Stated problem: Select every line containing the word "ساقطة" from the material, and copy those lines.

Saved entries
-- Begin --
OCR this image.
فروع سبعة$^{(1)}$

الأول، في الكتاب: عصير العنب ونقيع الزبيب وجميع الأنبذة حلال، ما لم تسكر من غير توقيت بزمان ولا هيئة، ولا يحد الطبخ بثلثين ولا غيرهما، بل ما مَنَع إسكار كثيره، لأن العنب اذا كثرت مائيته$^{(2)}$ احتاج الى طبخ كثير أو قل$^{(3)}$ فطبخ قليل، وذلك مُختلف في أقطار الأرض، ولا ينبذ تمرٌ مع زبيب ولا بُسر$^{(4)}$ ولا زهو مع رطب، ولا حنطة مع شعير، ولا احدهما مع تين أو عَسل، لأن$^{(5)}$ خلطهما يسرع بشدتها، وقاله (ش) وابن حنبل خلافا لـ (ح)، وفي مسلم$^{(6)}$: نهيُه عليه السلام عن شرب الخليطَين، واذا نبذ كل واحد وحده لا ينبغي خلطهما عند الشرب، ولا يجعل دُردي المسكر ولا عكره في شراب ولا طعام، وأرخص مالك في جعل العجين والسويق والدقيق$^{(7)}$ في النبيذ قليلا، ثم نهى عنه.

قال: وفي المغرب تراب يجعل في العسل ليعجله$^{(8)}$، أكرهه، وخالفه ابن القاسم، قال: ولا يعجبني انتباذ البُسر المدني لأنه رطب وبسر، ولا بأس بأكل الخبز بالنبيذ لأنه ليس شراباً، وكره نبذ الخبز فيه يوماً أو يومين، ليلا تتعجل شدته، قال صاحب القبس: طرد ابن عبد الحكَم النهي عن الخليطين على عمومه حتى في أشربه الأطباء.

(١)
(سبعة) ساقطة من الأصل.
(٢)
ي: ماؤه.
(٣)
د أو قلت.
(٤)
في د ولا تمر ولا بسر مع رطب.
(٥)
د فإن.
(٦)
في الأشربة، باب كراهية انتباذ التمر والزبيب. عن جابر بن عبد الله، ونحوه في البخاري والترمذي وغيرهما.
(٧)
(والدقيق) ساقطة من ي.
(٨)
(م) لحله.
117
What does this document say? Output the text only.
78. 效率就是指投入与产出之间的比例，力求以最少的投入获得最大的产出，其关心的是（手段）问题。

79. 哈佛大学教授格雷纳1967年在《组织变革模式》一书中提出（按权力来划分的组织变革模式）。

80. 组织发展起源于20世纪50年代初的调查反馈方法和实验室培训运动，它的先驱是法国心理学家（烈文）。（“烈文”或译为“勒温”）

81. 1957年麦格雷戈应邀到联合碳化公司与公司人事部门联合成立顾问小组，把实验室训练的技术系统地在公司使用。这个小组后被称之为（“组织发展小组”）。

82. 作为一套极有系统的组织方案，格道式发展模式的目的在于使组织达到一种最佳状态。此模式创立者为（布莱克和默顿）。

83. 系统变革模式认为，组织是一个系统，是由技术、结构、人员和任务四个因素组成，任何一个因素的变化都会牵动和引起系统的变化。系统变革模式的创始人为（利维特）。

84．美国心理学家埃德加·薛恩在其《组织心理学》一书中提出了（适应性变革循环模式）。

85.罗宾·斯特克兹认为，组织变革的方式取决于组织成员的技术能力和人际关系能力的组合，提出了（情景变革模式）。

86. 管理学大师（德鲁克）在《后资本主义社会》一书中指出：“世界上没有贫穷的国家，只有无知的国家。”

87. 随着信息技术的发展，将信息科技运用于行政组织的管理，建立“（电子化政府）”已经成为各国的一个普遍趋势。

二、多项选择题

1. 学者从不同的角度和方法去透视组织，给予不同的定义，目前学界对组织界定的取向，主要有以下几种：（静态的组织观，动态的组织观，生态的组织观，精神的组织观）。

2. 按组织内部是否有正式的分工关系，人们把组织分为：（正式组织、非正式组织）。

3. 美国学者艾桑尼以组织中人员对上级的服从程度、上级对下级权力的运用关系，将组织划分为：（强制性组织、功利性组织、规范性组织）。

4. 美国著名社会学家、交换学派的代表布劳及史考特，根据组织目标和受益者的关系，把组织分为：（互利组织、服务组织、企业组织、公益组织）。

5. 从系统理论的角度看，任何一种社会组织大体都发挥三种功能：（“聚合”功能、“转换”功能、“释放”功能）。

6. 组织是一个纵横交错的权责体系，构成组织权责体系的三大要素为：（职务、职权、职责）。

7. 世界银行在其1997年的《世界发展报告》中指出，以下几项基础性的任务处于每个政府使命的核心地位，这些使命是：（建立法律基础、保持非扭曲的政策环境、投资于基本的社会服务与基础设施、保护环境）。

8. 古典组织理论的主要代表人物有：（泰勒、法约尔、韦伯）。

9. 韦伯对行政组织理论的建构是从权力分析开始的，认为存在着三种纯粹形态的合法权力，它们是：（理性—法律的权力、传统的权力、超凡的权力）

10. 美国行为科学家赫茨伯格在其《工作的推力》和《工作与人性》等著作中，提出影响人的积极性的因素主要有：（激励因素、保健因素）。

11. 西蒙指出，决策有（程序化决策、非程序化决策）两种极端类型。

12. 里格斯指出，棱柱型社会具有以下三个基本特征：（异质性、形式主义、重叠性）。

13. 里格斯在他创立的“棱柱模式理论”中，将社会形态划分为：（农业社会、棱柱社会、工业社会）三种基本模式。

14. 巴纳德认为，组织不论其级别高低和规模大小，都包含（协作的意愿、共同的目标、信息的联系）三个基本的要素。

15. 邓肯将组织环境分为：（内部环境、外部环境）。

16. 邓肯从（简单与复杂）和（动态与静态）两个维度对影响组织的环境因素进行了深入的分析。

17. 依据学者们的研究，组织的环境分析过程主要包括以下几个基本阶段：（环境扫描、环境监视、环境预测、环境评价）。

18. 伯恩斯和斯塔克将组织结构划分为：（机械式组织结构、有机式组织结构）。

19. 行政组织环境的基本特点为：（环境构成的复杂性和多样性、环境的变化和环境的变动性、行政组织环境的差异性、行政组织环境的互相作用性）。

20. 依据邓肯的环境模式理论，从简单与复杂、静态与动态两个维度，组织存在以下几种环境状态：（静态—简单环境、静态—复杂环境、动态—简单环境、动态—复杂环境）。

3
-- End --
Written response:
(سبعة) ساقطة من الأصل.
(والدقيق) ساقطة من ي.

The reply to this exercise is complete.